Locate all lines with the word "JSON". Copy them.

-- BEGIN PROVIDED MATERIAL --

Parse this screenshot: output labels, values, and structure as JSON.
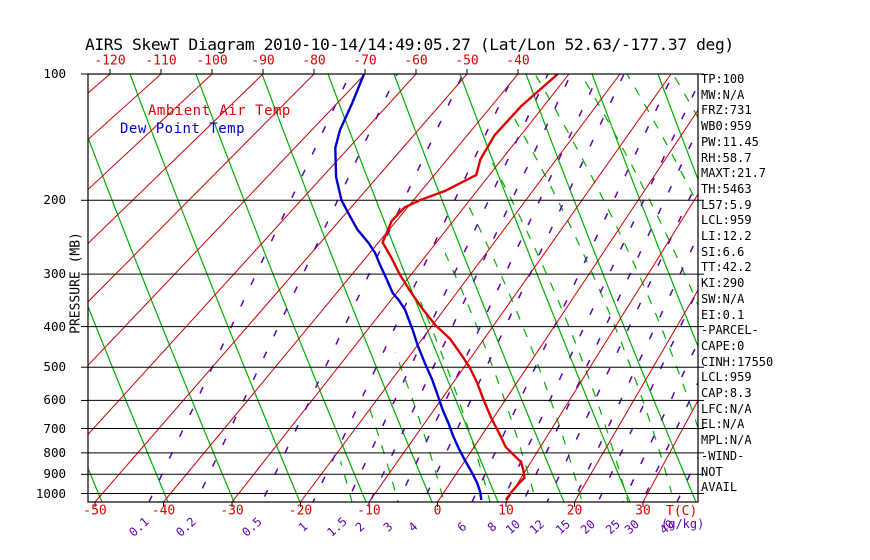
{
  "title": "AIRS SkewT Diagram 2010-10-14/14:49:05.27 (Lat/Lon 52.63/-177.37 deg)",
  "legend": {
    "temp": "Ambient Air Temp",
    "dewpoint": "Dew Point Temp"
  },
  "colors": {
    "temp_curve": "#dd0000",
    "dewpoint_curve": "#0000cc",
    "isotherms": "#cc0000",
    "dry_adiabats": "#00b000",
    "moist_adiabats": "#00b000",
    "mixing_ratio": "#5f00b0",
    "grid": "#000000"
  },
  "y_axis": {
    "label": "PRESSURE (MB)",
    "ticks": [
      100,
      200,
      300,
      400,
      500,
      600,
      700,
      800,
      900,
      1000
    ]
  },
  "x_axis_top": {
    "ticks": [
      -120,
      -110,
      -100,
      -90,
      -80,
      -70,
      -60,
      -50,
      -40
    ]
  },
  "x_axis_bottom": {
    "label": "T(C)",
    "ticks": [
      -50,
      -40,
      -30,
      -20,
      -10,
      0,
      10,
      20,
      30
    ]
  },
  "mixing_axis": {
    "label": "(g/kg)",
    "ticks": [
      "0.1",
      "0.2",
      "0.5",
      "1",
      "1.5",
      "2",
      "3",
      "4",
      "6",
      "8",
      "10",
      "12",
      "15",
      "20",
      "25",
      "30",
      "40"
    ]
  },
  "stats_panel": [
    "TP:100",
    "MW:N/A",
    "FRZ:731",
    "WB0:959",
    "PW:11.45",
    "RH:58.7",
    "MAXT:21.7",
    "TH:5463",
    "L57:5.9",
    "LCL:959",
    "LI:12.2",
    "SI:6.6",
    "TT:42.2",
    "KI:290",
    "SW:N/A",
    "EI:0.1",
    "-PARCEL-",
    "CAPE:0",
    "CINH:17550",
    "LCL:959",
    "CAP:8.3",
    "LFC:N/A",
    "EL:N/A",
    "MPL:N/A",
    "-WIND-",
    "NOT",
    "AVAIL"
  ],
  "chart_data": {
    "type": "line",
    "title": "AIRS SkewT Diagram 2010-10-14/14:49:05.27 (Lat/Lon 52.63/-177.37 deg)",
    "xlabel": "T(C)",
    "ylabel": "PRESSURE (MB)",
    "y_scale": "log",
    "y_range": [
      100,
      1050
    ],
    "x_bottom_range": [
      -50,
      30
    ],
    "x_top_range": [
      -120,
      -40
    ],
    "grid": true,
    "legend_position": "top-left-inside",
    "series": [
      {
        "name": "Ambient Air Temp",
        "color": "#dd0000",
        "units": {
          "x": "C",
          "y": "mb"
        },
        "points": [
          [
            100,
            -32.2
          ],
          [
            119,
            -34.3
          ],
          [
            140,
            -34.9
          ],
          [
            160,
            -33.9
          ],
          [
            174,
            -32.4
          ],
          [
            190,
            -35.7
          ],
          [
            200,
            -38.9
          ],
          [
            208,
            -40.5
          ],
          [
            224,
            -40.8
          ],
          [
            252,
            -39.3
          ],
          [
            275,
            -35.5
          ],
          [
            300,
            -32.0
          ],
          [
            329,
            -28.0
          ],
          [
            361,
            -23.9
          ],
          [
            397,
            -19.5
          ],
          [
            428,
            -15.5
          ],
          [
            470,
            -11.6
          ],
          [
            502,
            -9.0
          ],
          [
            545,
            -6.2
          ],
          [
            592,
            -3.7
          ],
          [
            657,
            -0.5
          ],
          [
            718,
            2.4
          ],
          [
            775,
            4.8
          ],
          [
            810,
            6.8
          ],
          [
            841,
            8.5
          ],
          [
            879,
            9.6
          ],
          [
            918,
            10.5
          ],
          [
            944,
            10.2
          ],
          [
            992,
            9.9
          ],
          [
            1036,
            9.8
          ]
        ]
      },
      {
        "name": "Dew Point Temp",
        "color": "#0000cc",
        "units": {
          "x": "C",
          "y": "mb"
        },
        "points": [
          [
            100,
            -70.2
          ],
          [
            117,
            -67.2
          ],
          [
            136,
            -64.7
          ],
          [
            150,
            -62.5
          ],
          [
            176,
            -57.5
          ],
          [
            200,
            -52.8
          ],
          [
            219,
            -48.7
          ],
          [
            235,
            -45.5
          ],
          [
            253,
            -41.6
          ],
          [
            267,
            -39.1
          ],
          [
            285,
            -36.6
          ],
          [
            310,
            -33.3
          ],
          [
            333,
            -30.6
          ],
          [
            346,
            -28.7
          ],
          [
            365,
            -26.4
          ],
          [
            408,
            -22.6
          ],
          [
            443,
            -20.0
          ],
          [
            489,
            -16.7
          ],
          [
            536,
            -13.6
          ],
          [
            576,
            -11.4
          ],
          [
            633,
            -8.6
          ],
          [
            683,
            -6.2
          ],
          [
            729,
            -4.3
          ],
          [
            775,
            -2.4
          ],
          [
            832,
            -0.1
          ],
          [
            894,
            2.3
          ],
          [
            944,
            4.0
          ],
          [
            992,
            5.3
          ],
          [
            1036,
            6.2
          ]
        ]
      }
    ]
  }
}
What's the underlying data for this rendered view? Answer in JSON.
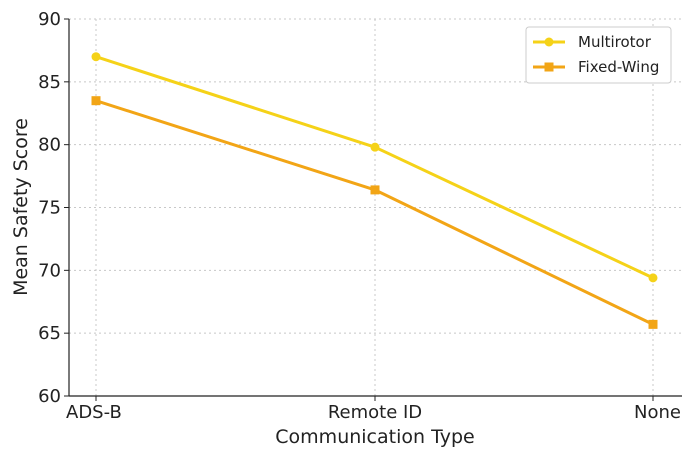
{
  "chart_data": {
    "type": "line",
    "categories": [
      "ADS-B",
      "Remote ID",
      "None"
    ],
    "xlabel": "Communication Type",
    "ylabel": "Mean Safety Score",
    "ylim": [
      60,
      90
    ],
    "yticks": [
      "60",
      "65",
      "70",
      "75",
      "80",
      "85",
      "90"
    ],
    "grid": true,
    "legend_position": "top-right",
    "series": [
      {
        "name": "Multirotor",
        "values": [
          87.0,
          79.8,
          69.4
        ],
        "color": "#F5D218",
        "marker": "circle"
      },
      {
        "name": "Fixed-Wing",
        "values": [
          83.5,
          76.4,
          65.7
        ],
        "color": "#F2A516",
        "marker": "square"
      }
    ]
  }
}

-- END PROVIDED MATERIAL --

● REPLY
Parse this screenshot: output labels, values, and structure as JSON.
What's the underlying data for this rendered view? Answer in JSON.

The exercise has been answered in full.